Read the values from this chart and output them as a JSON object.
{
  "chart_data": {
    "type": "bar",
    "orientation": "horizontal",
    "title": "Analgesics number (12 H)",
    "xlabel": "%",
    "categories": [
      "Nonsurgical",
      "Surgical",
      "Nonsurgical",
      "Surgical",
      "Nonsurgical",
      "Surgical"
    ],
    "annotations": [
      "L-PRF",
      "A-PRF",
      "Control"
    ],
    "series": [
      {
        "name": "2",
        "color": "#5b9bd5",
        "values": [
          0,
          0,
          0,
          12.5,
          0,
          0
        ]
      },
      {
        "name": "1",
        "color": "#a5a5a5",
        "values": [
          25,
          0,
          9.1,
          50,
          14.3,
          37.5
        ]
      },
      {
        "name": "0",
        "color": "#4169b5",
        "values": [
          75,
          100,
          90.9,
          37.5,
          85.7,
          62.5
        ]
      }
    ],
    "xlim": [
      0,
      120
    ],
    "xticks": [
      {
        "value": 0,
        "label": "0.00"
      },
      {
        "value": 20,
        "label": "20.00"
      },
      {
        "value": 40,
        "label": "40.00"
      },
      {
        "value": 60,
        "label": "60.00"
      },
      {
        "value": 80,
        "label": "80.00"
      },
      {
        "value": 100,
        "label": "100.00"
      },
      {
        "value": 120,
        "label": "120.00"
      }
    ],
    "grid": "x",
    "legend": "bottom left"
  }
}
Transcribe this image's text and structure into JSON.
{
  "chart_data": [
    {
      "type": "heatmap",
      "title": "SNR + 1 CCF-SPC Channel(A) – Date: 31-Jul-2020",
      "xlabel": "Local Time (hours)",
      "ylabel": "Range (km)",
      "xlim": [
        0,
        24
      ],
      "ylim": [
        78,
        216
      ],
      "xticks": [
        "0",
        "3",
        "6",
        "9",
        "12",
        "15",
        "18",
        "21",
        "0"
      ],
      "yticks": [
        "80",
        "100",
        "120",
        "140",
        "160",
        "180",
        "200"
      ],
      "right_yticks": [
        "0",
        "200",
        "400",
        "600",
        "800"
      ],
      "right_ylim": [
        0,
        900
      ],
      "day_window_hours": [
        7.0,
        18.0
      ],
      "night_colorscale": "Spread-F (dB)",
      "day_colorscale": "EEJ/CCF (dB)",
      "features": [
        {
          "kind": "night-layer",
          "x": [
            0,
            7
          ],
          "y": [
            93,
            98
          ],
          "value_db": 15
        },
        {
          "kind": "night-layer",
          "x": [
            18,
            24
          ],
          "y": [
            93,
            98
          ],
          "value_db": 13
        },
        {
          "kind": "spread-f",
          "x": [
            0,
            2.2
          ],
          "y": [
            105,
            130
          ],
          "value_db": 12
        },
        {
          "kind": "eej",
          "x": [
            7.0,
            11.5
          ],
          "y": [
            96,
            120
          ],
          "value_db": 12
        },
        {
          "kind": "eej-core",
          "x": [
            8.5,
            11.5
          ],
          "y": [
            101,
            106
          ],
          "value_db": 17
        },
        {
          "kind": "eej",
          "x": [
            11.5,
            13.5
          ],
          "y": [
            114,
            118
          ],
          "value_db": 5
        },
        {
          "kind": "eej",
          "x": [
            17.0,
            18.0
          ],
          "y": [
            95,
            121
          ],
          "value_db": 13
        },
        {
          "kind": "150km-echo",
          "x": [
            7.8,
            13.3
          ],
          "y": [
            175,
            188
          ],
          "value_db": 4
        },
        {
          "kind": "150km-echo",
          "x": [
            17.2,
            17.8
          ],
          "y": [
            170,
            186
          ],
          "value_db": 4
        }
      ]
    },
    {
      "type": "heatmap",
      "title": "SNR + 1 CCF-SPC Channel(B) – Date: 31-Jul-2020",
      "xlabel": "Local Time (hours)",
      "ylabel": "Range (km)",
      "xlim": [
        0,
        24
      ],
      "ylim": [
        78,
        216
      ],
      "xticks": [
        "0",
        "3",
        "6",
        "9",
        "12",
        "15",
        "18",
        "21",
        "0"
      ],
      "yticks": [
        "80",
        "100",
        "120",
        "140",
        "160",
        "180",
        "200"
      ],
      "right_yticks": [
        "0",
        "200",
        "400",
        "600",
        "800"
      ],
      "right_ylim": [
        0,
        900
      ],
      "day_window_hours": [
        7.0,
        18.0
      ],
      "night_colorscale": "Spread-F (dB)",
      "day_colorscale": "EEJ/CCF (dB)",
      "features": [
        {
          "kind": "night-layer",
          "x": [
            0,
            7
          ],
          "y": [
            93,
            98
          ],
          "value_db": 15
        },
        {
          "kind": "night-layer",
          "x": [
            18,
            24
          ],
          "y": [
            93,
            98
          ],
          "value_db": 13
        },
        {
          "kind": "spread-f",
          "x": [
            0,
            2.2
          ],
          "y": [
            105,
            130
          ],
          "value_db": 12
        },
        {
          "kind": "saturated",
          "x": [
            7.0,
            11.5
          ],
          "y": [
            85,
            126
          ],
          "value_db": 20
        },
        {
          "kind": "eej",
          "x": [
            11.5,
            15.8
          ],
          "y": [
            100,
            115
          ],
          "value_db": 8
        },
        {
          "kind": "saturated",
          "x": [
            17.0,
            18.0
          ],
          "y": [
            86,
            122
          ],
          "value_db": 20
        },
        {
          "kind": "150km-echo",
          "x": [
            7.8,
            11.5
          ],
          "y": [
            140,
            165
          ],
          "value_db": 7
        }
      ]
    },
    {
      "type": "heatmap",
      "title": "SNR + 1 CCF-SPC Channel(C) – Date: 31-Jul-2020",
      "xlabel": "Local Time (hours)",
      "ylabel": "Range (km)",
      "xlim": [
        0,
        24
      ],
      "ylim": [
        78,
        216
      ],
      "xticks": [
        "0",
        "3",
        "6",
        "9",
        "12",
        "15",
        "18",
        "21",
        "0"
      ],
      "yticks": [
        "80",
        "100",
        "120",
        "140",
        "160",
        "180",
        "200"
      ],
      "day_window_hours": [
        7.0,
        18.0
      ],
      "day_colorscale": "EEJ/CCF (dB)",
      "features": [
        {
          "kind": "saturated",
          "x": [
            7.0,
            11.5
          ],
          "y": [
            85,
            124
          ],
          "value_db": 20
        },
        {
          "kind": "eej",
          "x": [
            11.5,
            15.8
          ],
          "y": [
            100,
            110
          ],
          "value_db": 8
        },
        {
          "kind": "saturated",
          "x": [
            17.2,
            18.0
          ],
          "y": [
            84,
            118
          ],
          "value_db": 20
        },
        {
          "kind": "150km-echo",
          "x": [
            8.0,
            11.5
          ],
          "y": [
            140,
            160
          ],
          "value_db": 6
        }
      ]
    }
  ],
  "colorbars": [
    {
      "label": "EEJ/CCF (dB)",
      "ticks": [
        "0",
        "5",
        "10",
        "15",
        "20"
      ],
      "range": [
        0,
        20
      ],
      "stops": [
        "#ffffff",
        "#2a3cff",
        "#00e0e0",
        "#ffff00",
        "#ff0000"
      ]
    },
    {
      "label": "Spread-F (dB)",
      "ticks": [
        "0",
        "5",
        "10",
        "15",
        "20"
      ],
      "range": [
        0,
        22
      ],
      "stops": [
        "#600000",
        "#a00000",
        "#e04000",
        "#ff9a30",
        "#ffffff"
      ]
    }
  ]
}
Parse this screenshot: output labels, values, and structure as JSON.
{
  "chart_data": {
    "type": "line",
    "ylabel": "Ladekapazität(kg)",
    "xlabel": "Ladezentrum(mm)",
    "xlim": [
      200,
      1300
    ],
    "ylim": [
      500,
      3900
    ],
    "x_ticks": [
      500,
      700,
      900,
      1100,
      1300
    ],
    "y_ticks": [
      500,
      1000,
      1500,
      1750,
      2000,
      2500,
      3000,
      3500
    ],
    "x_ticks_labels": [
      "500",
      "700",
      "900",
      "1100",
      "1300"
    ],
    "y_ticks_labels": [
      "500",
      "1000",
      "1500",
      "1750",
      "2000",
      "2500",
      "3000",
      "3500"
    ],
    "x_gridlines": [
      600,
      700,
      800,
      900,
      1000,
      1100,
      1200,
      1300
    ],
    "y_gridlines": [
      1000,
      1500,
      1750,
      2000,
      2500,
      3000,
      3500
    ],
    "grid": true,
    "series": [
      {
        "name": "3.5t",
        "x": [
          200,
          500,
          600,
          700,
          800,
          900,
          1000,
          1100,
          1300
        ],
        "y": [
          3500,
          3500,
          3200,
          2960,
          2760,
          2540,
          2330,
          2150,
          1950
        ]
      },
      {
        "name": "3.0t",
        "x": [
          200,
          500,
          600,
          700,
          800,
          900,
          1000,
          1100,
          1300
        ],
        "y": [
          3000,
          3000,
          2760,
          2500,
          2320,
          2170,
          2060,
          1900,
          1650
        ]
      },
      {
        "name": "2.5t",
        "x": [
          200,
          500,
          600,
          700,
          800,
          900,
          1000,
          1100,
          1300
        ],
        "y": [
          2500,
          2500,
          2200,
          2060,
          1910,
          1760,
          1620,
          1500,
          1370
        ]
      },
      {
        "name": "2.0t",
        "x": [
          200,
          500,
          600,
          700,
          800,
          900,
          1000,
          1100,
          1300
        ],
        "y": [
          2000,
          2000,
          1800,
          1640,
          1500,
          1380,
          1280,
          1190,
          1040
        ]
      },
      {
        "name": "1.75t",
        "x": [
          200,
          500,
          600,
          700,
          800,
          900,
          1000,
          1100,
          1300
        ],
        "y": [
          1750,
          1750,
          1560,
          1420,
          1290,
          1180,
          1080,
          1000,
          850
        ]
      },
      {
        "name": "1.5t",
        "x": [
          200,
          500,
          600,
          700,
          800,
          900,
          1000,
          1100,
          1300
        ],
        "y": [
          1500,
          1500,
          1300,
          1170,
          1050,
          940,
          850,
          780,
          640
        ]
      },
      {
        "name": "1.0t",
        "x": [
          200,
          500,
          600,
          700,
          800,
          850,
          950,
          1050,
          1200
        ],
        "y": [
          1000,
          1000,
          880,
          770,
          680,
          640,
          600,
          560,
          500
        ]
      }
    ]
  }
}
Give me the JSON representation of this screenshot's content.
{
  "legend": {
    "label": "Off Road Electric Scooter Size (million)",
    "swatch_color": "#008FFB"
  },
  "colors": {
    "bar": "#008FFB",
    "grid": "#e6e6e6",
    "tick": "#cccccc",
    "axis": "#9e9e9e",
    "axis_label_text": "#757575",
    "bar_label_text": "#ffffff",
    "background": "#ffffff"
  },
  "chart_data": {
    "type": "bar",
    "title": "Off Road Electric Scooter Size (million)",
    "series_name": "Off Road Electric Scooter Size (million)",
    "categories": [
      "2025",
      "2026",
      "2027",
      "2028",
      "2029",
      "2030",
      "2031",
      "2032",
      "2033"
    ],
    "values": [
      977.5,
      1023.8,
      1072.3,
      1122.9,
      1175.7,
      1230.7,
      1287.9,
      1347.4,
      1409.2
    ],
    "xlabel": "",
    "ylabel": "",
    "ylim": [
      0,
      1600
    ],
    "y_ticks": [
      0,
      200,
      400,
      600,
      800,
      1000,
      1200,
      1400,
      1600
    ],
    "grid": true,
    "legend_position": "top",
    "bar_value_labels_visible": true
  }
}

# Task
Only lines holding the string "title" are wanted; gather each one from the entries above.

# Response below
    "title": "Analgesics number (12 H)",
      "title": "SNR + 1 CCF-SPC Channel(A) – Date: 31-Jul-2020",
      "title": "SNR + 1 CCF-SPC Channel(B) – Date: 31-Jul-2020",
      "title": "SNR + 1 CCF-SPC Channel(C) – Date: 31-Jul-2020",
    "title": "Off Road Electric Scooter Size (million)",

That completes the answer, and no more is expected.